_STATED PROBLEM_
Give the data again exactly as written, skipping any pictures.

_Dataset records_
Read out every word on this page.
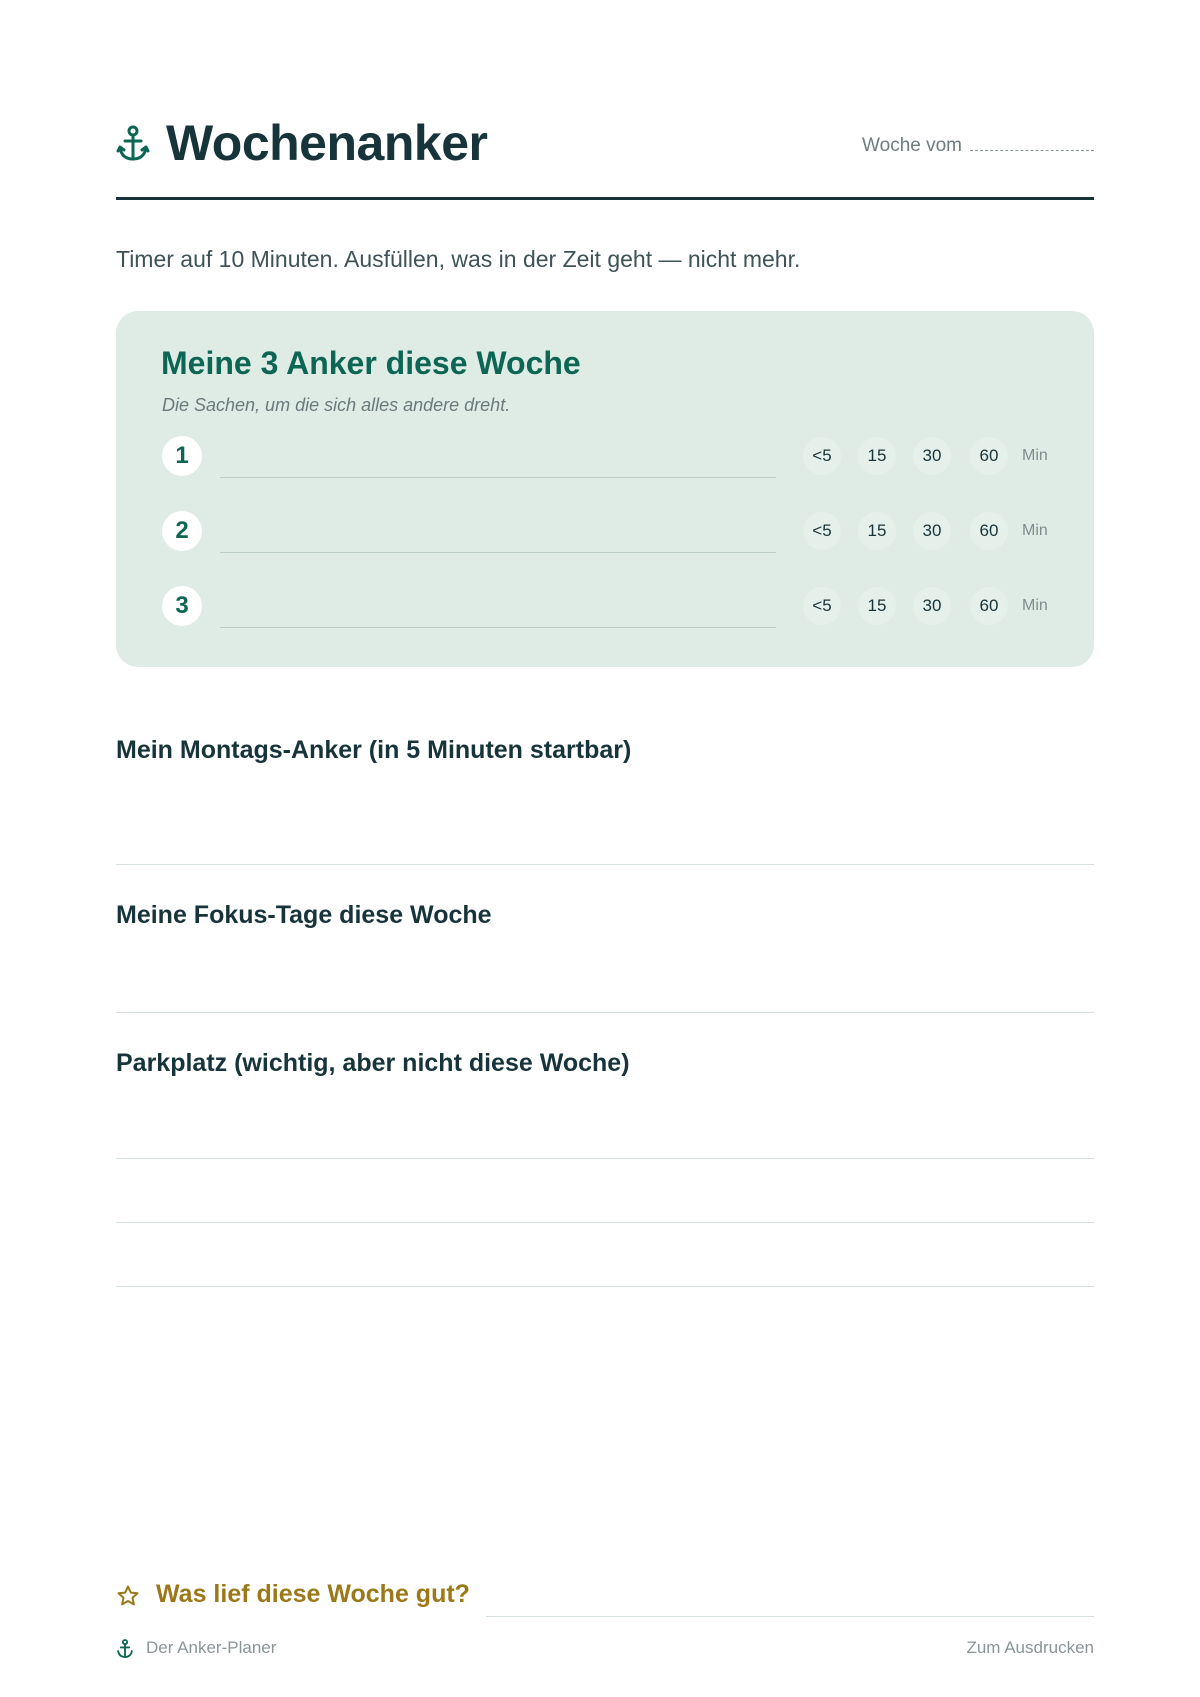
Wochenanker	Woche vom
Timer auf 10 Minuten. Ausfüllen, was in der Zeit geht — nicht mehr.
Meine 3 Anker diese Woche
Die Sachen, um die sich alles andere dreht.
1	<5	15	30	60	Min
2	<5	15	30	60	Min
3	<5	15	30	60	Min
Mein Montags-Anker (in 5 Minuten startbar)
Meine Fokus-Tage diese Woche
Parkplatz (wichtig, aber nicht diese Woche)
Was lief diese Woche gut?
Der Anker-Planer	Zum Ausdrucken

_SOLUTION FOR THIS PROBLEM_
Read out every word on this page.
Wochenanker	Woche vom
Timer auf 10 Minuten. Ausfüllen, was in der Zeit geht — nicht mehr.
Meine 3 Anker diese Woche
Die Sachen, um die sich alles andere dreht.
1	<5	15	30	60	Min
2	<5	15	30	60	Min
3	<5	15	30	60	Min
Mein Montags-Anker (in 5 Minuten startbar)
Meine Fokus-Tage diese Woche
Parkplatz (wichtig, aber nicht diese Woche)
Was lief diese Woche gut?
Der Anker-Planer	Zum Ausdrucken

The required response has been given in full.